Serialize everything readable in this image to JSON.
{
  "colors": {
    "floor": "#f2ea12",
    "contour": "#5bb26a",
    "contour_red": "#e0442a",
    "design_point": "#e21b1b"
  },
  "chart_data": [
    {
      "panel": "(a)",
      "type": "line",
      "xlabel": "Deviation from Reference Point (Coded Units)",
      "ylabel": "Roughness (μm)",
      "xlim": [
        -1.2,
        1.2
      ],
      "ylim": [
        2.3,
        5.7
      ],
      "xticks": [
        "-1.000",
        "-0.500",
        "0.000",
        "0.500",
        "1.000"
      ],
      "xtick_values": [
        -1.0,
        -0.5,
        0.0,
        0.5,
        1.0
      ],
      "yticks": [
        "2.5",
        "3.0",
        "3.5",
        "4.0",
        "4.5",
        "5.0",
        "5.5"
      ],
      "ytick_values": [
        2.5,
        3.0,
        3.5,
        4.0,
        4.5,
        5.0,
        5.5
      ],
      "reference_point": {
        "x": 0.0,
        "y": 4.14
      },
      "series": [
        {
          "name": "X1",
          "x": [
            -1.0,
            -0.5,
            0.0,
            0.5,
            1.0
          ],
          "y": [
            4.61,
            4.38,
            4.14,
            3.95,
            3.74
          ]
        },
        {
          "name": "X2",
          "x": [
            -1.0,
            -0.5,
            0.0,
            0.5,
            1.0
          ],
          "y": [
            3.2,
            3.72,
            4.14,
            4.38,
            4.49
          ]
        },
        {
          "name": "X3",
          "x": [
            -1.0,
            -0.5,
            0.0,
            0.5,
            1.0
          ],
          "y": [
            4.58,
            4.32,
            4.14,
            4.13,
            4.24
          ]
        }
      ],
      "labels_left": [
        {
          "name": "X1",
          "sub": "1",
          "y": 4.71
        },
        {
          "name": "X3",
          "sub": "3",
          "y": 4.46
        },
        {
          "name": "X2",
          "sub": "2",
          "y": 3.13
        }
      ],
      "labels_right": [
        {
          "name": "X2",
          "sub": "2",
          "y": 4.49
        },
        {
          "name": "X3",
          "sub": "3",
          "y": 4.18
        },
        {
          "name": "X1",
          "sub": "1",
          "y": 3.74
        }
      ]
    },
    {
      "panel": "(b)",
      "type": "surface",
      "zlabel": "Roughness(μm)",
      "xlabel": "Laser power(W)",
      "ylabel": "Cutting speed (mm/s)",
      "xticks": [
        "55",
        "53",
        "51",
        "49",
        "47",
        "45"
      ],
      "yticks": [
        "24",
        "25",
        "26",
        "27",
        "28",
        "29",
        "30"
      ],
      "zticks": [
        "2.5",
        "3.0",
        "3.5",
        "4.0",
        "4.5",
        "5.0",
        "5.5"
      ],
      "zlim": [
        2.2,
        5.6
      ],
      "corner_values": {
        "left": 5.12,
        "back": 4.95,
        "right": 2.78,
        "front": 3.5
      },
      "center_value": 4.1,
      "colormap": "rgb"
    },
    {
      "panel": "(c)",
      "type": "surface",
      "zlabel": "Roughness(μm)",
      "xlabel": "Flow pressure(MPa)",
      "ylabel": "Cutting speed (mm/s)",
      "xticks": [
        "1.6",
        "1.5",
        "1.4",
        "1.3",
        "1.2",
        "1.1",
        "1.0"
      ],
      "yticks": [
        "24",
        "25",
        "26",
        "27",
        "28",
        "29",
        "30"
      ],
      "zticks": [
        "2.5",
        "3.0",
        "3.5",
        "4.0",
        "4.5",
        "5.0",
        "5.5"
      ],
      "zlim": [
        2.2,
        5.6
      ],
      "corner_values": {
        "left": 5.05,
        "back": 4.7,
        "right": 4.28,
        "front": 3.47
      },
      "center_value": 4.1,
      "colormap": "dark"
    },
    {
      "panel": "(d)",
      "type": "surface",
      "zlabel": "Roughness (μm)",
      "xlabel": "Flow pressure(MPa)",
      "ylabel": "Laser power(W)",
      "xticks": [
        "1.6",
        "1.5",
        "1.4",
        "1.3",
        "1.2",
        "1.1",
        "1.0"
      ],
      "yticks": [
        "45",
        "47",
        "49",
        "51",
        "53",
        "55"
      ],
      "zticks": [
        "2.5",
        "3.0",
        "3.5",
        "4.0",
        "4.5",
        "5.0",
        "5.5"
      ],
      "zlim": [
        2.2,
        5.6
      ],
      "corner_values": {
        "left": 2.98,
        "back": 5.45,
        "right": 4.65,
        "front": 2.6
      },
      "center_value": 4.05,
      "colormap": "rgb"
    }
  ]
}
------------------------------
Write out the full set of records exactly as given.

The solution
Serialize everything readable in this image to JSON.
{
  "colors": {
    "floor": "#f2ea12",
    "contour": "#5bb26a",
    "contour_red": "#e0442a",
    "design_point": "#e21b1b"
  },
  "chart_data": [
    {
      "panel": "(a)",
      "type": "line",
      "xlabel": "Deviation from Reference Point (Coded Units)",
      "ylabel": "Roughness (μm)",
      "xlim": [
        -1.2,
        1.2
      ],
      "ylim": [
        2.3,
        5.7
      ],
      "xticks": [
        "-1.000",
        "-0.500",
        "0.000",
        "0.500",
        "1.000"
      ],
      "xtick_values": [
        -1.0,
        -0.5,
        0.0,
        0.5,
        1.0
      ],
      "yticks": [
        "2.5",
        "3.0",
        "3.5",
        "4.0",
        "4.5",
        "5.0",
        "5.5"
      ],
      "ytick_values": [
        2.5,
        3.0,
        3.5,
        4.0,
        4.5,
        5.0,
        5.5
      ],
      "reference_point": {
        "x": 0.0,
        "y": 4.14
      },
      "series": [
        {
          "name": "X1",
          "x": [
            -1.0,
            -0.5,
            0.0,
            0.5,
            1.0
          ],
          "y": [
            4.61,
            4.38,
            4.14,
            3.95,
            3.74
          ]
        },
        {
          "name": "X2",
          "x": [
            -1.0,
            -0.5,
            0.0,
            0.5,
            1.0
          ],
          "y": [
            3.2,
            3.72,
            4.14,
            4.38,
            4.49
          ]
        },
        {
          "name": "X3",
          "x": [
            -1.0,
            -0.5,
            0.0,
            0.5,
            1.0
          ],
          "y": [
            4.58,
            4.32,
            4.14,
            4.13,
            4.24
          ]
        }
      ],
      "labels_left": [
        {
          "name": "X1",
          "sub": "1",
          "y": 4.71
        },
        {
          "name": "X3",
          "sub": "3",
          "y": 4.46
        },
        {
          "name": "X2",
          "sub": "2",
          "y": 3.13
        }
      ],
      "labels_right": [
        {
          "name": "X2",
          "sub": "2",
          "y": 4.49
        },
        {
          "name": "X3",
          "sub": "3",
          "y": 4.18
        },
        {
          "name": "X1",
          "sub": "1",
          "y": 3.74
        }
      ]
    },
    {
      "panel": "(b)",
      "type": "surface",
      "zlabel": "Roughness(μm)",
      "xlabel": "Laser power(W)",
      "ylabel": "Cutting speed (mm/s)",
      "xticks": [
        "55",
        "53",
        "51",
        "49",
        "47",
        "45"
      ],
      "yticks": [
        "24",
        "25",
        "26",
        "27",
        "28",
        "29",
        "30"
      ],
      "zticks": [
        "2.5",
        "3.0",
        "3.5",
        "4.0",
        "4.5",
        "5.0",
        "5.5"
      ],
      "zlim": [
        2.2,
        5.6
      ],
      "corner_values": {
        "left": 5.12,
        "back": 4.95,
        "right": 2.78,
        "front": 3.5
      },
      "center_value": 4.1,
      "colormap": "rgb"
    },
    {
      "panel": "(c)",
      "type": "surface",
      "zlabel": "Roughness(μm)",
      "xlabel": "Flow pressure(MPa)",
      "ylabel": "Cutting speed (mm/s)",
      "xticks": [
        "1.6",
        "1.5",
        "1.4",
        "1.3",
        "1.2",
        "1.1",
        "1.0"
      ],
      "yticks": [
        "24",
        "25",
        "26",
        "27",
        "28",
        "29",
        "30"
      ],
      "zticks": [
        "2.5",
        "3.0",
        "3.5",
        "4.0",
        "4.5",
        "5.0",
        "5.5"
      ],
      "zlim": [
        2.2,
        5.6
      ],
      "corner_values": {
        "left": 5.05,
        "back": 4.7,
        "right": 4.28,
        "front": 3.47
      },
      "center_value": 4.1,
      "colormap": "dark"
    },
    {
      "panel": "(d)",
      "type": "surface",
      "zlabel": "Roughness (μm)",
      "xlabel": "Flow pressure(MPa)",
      "ylabel": "Laser power(W)",
      "xticks": [
        "1.6",
        "1.5",
        "1.4",
        "1.3",
        "1.2",
        "1.1",
        "1.0"
      ],
      "yticks": [
        "45",
        "47",
        "49",
        "51",
        "53",
        "55"
      ],
      "zticks": [
        "2.5",
        "3.0",
        "3.5",
        "4.0",
        "4.5",
        "5.0",
        "5.5"
      ],
      "zlim": [
        2.2,
        5.6
      ],
      "corner_values": {
        "left": 2.98,
        "back": 5.45,
        "right": 4.65,
        "front": 2.6
      },
      "center_value": 4.05,
      "colormap": "rgb"
    }
  ]
}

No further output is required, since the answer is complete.